%%
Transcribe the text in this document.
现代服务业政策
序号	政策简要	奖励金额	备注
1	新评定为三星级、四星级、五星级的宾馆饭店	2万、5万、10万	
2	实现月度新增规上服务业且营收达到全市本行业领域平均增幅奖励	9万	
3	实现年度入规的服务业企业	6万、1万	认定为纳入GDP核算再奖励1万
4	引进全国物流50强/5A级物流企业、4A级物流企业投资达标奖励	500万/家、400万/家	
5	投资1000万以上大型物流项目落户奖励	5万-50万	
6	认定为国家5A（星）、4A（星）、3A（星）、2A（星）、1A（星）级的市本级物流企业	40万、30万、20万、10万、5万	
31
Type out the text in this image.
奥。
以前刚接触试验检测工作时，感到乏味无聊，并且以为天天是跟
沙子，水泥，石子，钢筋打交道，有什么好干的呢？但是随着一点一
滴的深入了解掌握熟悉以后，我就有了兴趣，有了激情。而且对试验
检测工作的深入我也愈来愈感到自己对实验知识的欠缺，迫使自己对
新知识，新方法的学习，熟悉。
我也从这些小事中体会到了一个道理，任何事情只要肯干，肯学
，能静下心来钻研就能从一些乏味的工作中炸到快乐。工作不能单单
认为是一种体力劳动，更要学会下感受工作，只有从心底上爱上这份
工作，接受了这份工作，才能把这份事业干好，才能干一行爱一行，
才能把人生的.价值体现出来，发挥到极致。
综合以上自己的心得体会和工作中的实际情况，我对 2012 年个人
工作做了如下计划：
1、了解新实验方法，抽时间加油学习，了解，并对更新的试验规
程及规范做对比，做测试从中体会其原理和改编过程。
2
%%
%%
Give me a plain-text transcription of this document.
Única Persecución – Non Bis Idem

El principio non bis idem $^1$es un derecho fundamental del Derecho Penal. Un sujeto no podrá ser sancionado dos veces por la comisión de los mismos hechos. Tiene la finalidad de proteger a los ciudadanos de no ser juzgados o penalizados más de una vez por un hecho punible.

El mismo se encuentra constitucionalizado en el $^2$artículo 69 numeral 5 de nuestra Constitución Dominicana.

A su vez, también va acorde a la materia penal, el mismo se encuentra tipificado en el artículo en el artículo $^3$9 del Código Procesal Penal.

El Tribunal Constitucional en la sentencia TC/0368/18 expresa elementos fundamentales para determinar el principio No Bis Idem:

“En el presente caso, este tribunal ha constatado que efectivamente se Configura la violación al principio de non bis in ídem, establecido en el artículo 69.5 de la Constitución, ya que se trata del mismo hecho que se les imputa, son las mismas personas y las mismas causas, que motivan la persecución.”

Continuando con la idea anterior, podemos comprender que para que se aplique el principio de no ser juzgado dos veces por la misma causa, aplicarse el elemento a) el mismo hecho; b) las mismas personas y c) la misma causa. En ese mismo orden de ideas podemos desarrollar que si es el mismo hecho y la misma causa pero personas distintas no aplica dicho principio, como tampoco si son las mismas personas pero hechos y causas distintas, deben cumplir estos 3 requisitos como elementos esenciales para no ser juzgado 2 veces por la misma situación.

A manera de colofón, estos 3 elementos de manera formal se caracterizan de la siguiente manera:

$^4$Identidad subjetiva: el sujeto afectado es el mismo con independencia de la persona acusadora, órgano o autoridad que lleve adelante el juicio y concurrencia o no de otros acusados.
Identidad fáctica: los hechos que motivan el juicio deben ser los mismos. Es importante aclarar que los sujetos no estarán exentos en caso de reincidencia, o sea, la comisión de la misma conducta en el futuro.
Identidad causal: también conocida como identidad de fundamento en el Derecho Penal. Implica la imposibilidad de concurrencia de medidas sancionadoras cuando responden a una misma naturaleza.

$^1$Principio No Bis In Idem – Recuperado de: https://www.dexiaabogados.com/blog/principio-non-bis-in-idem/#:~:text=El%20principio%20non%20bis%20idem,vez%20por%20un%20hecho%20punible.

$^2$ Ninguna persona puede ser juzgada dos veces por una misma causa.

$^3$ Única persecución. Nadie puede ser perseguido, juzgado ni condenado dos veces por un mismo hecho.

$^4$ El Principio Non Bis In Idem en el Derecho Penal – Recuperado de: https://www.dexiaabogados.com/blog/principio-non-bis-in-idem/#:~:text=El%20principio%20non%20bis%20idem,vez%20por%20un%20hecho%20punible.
%%
%%
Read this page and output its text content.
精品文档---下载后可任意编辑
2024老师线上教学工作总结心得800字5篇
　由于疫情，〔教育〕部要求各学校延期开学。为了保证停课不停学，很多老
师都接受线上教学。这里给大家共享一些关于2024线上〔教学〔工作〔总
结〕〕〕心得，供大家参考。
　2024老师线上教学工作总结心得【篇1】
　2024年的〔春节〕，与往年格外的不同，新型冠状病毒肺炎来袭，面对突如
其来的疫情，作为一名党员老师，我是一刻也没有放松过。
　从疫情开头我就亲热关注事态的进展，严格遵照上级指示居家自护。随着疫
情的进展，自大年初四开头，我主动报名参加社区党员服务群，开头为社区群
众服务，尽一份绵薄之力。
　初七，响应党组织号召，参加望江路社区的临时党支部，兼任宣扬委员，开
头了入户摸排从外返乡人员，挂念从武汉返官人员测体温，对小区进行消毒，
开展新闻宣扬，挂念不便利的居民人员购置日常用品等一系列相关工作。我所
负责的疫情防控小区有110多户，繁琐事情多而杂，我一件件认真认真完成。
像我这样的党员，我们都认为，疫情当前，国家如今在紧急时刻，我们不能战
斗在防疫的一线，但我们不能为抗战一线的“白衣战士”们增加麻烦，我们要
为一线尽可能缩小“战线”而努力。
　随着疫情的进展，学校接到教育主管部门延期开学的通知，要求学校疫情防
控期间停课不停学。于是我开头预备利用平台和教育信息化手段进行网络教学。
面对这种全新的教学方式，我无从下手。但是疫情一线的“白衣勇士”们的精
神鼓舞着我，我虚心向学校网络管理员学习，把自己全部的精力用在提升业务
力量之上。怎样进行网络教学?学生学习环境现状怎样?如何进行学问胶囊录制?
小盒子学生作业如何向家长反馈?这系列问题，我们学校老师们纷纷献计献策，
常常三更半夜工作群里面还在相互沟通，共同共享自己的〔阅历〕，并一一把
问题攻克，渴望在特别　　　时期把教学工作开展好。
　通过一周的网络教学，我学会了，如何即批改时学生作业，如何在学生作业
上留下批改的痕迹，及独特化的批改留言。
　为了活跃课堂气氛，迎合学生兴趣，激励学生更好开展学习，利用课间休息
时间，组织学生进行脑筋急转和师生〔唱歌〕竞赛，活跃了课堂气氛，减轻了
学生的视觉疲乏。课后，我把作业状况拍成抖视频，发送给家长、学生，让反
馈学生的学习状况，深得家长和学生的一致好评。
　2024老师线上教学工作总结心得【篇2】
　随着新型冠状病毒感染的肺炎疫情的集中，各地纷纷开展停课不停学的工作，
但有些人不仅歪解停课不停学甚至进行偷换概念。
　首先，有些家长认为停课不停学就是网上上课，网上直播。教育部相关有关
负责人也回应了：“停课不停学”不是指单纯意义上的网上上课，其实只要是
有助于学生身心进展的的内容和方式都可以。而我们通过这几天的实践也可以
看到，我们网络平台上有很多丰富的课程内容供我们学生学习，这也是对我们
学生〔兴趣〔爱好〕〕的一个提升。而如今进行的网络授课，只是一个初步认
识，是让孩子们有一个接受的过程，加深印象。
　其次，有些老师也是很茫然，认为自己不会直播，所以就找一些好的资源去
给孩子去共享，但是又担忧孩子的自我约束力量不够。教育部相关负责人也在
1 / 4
%%
### Task statement:
Find "puede". Copy every line it occurs in.

### Full response:
$^2$ Ninguna persona puede ser juzgada dos veces por una misma causa.
$^3$ Única persecución. Nadie puede ser perseguido, juzgado ni condenado dos veces por un mismo hecho.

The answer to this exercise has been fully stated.